Directive – Filter the entries that follow, copying every line in which the word "Duration" appears.

Provided records –
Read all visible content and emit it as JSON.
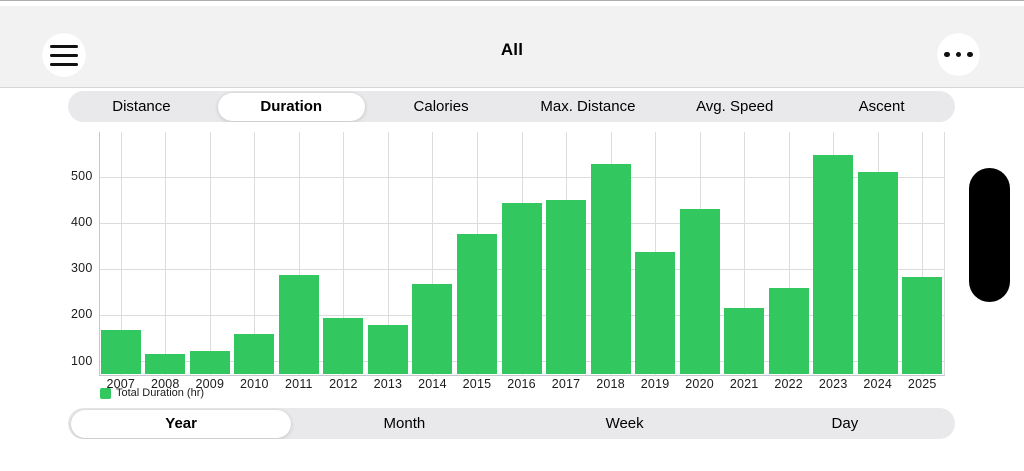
{
  "header": {
    "title": "All"
  },
  "icons": {
    "menu": "hamburger-icon",
    "more": "ellipsis-icon"
  },
  "metric_tabs": [
    {
      "label": "Distance",
      "selected": false
    },
    {
      "label": "Duration",
      "selected": true
    },
    {
      "label": "Calories",
      "selected": false
    },
    {
      "label": "Max. Distance",
      "selected": false
    },
    {
      "label": "Avg. Speed",
      "selected": false
    },
    {
      "label": "Ascent",
      "selected": false
    }
  ],
  "period_tabs": [
    {
      "label": "Year",
      "selected": true
    },
    {
      "label": "Month",
      "selected": false
    },
    {
      "label": "Week",
      "selected": false
    },
    {
      "label": "Day",
      "selected": false
    }
  ],
  "chart_data": {
    "type": "bar",
    "title": "",
    "categories": [
      "2007",
      "2008",
      "2009",
      "2010",
      "2011",
      "2012",
      "2013",
      "2014",
      "2015",
      "2016",
      "2017",
      "2018",
      "2019",
      "2020",
      "2021",
      "2022",
      "2023",
      "2024",
      "2025"
    ],
    "values": [
      168,
      116,
      121,
      159,
      288,
      194,
      179,
      267,
      377,
      443,
      450,
      528,
      337,
      430,
      215,
      259,
      548,
      510,
      283
    ],
    "series_name": "Total Duration (hr)",
    "xlabel": "",
    "ylabel": "",
    "y_ticks": [
      100,
      200,
      300,
      400,
      500
    ],
    "ylim": [
      70,
      595
    ],
    "grid": true,
    "legend_position": "bottom-left",
    "bar_color": "#32c75f"
  },
  "colors": {
    "bar_green": "#32c75f",
    "header_bg": "#f2f2f3",
    "segment_bg": "#e9e9eb",
    "selected_pill": "#ffffff",
    "gridline": "#dcdcde",
    "axis": "#c7c7c9",
    "text": "#000000",
    "system_pill": "#000000"
  }
}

Task output –
      "label": "Duration",
    "series_name": "Total Duration (hr)",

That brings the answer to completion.